Select every line below containing the word "Temperature".

Dataset records
--------------------
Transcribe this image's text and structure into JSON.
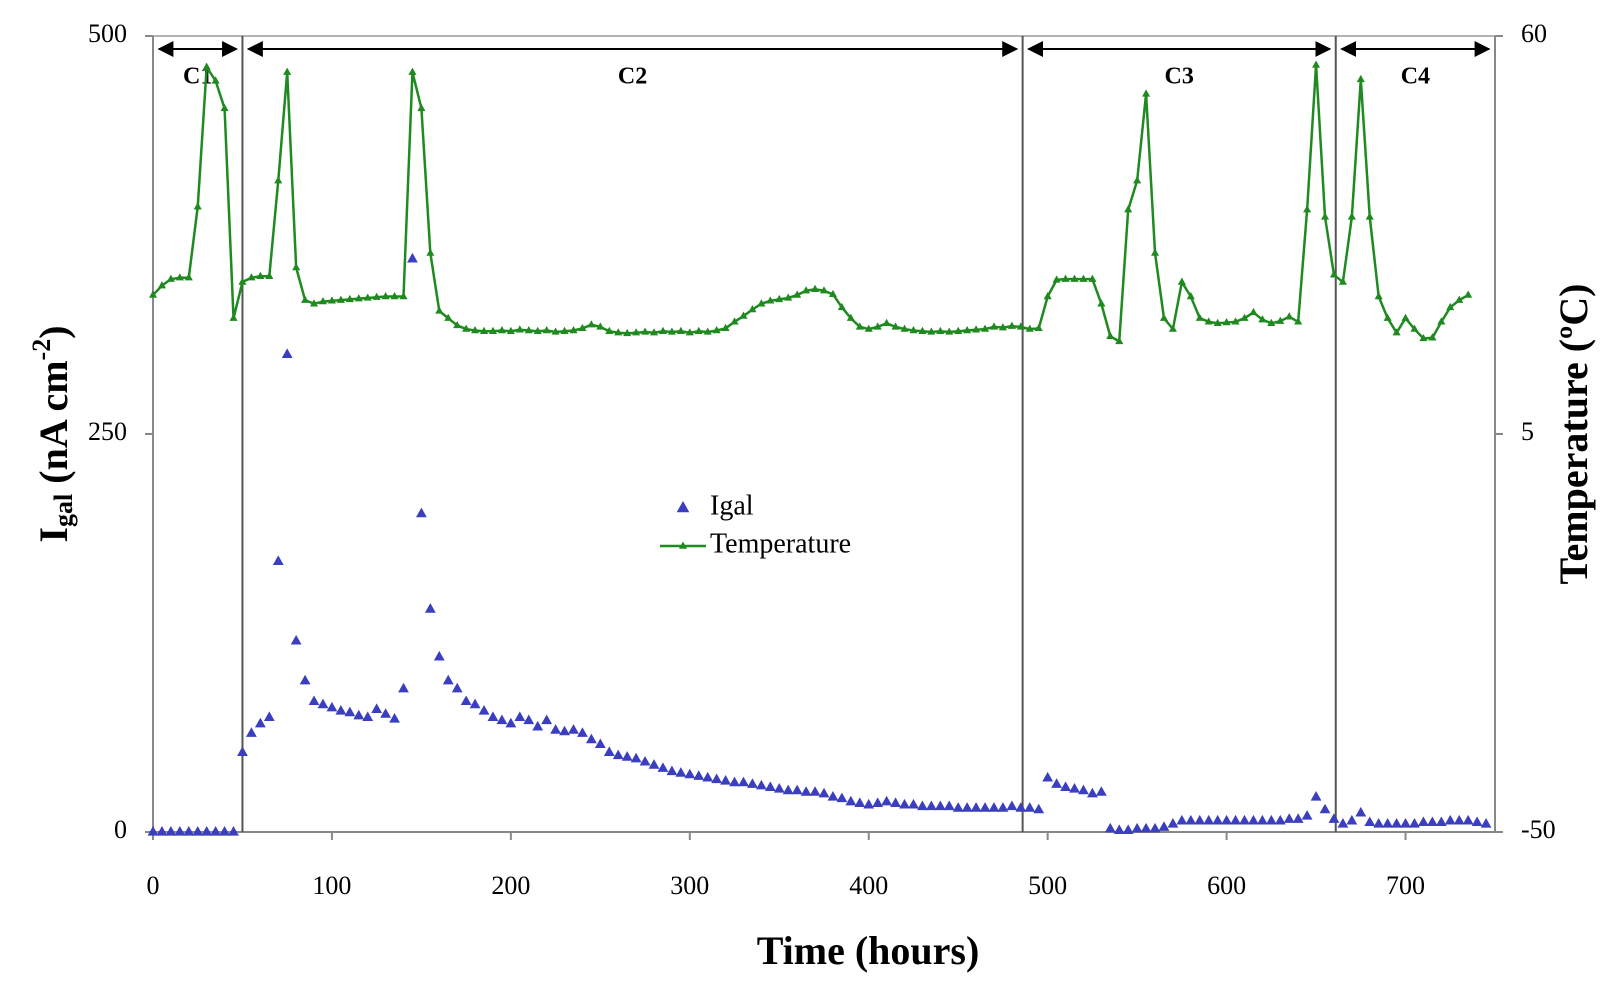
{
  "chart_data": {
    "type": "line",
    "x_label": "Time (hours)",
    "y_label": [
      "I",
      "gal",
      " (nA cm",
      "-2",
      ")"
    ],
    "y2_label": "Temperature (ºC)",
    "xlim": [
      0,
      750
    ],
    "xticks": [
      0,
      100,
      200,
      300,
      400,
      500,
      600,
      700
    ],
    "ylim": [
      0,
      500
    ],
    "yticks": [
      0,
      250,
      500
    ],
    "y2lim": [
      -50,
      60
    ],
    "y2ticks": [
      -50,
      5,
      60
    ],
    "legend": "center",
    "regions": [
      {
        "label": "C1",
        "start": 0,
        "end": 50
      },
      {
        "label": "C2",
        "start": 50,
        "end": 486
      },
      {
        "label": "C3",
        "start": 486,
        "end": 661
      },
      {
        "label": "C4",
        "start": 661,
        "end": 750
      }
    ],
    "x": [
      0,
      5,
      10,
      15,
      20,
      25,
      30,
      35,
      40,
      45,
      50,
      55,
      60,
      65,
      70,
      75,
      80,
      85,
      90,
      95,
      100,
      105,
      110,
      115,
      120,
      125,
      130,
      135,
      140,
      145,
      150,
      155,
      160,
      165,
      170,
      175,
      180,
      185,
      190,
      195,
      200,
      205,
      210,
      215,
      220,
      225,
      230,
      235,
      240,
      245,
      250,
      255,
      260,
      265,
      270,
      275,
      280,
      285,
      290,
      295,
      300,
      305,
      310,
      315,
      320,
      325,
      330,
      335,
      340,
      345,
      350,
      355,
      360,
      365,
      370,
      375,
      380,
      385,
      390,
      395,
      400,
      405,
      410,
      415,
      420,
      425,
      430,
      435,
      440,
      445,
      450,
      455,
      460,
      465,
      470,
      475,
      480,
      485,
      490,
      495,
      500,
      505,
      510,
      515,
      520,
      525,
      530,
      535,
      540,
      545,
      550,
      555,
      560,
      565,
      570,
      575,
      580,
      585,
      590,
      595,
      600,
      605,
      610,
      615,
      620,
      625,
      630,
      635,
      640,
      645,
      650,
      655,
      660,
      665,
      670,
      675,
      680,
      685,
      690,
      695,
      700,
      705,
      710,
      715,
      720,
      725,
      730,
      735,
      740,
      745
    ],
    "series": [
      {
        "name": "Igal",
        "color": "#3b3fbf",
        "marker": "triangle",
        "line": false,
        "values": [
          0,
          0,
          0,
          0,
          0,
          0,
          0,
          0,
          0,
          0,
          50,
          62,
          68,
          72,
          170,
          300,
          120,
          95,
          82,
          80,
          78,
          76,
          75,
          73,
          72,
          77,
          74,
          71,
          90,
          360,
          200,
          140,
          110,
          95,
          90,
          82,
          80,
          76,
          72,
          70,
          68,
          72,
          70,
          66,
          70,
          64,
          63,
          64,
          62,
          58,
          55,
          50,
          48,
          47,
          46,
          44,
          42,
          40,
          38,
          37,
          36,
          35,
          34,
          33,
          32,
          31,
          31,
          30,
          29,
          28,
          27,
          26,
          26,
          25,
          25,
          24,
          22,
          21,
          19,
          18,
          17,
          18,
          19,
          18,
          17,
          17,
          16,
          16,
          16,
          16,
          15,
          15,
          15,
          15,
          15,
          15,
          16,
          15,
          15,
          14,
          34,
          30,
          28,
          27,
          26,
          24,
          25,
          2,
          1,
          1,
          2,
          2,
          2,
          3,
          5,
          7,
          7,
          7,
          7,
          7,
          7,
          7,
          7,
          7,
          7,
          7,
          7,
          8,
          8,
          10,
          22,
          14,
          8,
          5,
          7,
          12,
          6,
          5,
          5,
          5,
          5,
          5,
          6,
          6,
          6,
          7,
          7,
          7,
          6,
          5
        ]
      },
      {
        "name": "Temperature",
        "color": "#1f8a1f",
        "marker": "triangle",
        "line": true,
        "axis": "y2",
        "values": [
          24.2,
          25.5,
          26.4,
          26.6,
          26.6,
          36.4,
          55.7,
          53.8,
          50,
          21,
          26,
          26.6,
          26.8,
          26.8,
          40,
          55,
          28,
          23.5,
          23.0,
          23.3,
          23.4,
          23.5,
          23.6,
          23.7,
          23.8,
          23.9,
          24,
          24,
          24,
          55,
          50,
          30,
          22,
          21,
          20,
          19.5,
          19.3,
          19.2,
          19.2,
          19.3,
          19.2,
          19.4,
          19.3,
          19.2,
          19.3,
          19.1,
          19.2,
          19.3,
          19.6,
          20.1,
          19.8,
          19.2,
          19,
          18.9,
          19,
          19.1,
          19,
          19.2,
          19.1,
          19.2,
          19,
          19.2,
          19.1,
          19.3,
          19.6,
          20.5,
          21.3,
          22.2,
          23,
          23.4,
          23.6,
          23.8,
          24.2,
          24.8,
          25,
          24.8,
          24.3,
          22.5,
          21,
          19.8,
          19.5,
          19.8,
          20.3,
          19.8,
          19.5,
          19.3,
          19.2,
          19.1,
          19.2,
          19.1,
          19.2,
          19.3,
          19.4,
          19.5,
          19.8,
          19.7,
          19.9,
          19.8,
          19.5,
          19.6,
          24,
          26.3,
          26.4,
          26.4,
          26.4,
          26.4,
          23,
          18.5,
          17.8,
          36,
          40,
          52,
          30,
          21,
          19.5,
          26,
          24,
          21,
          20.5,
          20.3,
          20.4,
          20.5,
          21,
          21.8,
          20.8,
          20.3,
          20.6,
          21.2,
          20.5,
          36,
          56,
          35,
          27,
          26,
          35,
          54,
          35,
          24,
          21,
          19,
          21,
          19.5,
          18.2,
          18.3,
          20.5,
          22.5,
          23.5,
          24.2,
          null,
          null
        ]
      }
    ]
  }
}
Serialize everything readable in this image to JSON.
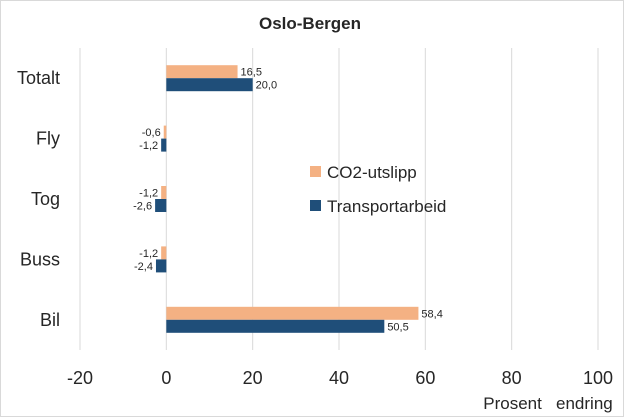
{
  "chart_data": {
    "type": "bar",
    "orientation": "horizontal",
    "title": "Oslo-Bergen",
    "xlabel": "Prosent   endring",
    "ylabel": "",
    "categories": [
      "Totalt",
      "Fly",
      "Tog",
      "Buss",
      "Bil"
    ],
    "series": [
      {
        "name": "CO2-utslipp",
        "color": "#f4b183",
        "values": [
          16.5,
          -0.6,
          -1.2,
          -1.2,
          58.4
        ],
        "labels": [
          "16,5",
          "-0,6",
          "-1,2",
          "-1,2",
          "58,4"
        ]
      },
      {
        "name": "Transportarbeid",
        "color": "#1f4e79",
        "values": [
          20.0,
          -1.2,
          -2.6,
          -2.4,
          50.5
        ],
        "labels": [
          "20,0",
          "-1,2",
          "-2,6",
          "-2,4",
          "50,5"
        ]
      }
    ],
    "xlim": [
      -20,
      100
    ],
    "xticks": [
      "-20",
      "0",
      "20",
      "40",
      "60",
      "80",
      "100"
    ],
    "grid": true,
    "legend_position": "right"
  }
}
--------------------
#### Task response
    "y2_label": "Temperature (ºC)",
        "name": "Temperature",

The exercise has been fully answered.